* Aim: Each entry below is to be given again word for word, with no pictures.

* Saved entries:
■ ■ ■ ■ ■
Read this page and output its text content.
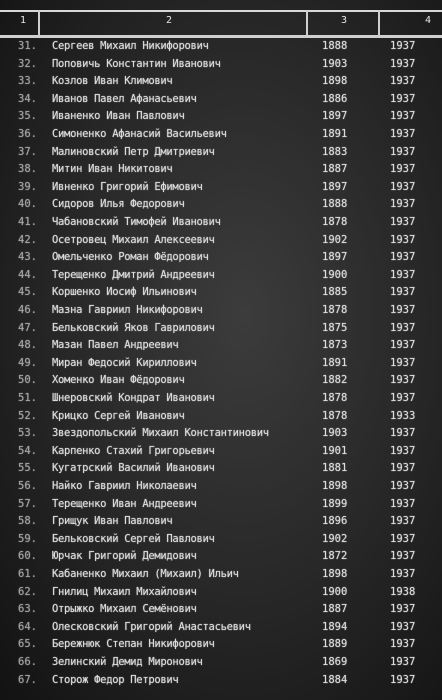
1	2	3	4
31.	Сергеев Михаил Никифорович	1888	1937
32.	Поповичь Константин Иванович	1903	1937
33.	Козлов Иван Климович	1898	1937
34.	Иванов Павел Афанасьевич	1886	1937
35.	Иваненко Иван Павлович	1897	1937
36.	Симоненко Афанасий Васильевич	1891	1937
37.	Малиновский Петр Дмитриевич	1883	1937
38.	Митин Иван Никитович	1887	1937
39.	Ивненко Григорий Ефимович	1897	1937
40.	Сидоров Илья Федорович	1888	1937
41.	Чабановский Тимофей Иванович	1878	1937
42.	Осетровец Михаил Алексеевич	1902	1937
43.	Омельченко Роман Фёдорович	1897	1937
44.	Терещенко Дмитрий Андреевич	1900	1937
45.	Коршенко Иосиф Ильинович	1885	1937
46.	Мазна Гавриил Никифорович	1878	1937
47.	Бельковский Яков Гаврилович	1875	1937
48.	Мазан Павел Андреевич	1873	1937
49.	Миран Федосий Кириллович	1891	1937
50.	Хоменко Иван Фёдорович	1882	1937
51.	Шнеровский Кондрат Иванович	1878	1937
52.	Крицко Сергей Иванович	1878	1933
53.	Звездопольский Михаил Константинович	1903	1937
54.	Карпенко Стахий Григорьевич	1901	1937
55.	Кугатрский Василий Иванович	1881	1937
56.	Найко Гавриил Николаевич	1898	1937
57.	Терещенко Иван Андреевич	1899	1937
58.	Грищук Иван Павлович	1896	1937
59.	Бельковский Сергей Павлович	1902	1937
60.	Юрчак Григорий Демидович	1872	1937
61.	Кабаненко Михаил (Михаил) Ильич	1898	1937
62.	Гнилиц Михаил Михайлович	1900	1938
63.	Отрыжко Михаил Семёнович	1887	1937
64.	Олесковский Григорий Анастасьевич	1894	1937
65.	Бережнюк Степан Никифорович	1889	1937
66.	Зелинский Демид Миронович	1869	1937
67.	Сторож Федор Петрович	1884	1937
■ ■ ■ ■ ■
* Answer to this exercise:
Read this page and output its text content.
1	2	3	4
31.	Сергеев Михаил Никифорович	1888	1937
32.	Поповичь Константин Иванович	1903	1937
33.	Козлов Иван Климович	1898	1937
34.	Иванов Павел Афанасьевич	1886	1937
35.	Иваненко Иван Павлович	1897	1937
36.	Симоненко Афанасий Васильевич	1891	1937
37.	Малиновский Петр Дмитриевич	1883	1937
38.	Митин Иван Никитович	1887	1937
39.	Ивненко Григорий Ефимович	1897	1937
40.	Сидоров Илья Федорович	1888	1937
41.	Чабановский Тимофей Иванович	1878	1937
42.	Осетровец Михаил Алексеевич	1902	1937
43.	Омельченко Роман Фёдорович	1897	1937
44.	Терещенко Дмитрий Андреевич	1900	1937
45.	Коршенко Иосиф Ильинович	1885	1937
46.	Мазна Гавриил Никифорович	1878	1937
47.	Бельковский Яков Гаврилович	1875	1937
48.	Мазан Павел Андреевич	1873	1937
49.	Миран Федосий Кириллович	1891	1937
50.	Хоменко Иван Фёдорович	1882	1937
51.	Шнеровский Кондрат Иванович	1878	1937
52.	Крицко Сергей Иванович	1878	1933
53.	Звездопольский Михаил Константинович	1903	1937
54.	Карпенко Стахий Григорьевич	1901	1937
55.	Кугатрский Василий Иванович	1881	1937
56.	Найко Гавриил Николаевич	1898	1937
57.	Терещенко Иван Андреевич	1899	1937
58.	Грищук Иван Павлович	1896	1937
59.	Бельковский Сергей Павлович	1902	1937
60.	Юрчак Григорий Демидович	1872	1937
61.	Кабаненко Михаил (Михаил) Ильич	1898	1937
62.	Гнилиц Михаил Михайлович	1900	1938
63.	Отрыжко Михаил Семёнович	1887	1937
64.	Олесковский Григорий Анастасьевич	1894	1937
65.	Бережнюк Степан Никифорович	1889	1937
66.	Зелинский Демид Миронович	1869	1937
67.	Сторож Федор Петрович	1884	1937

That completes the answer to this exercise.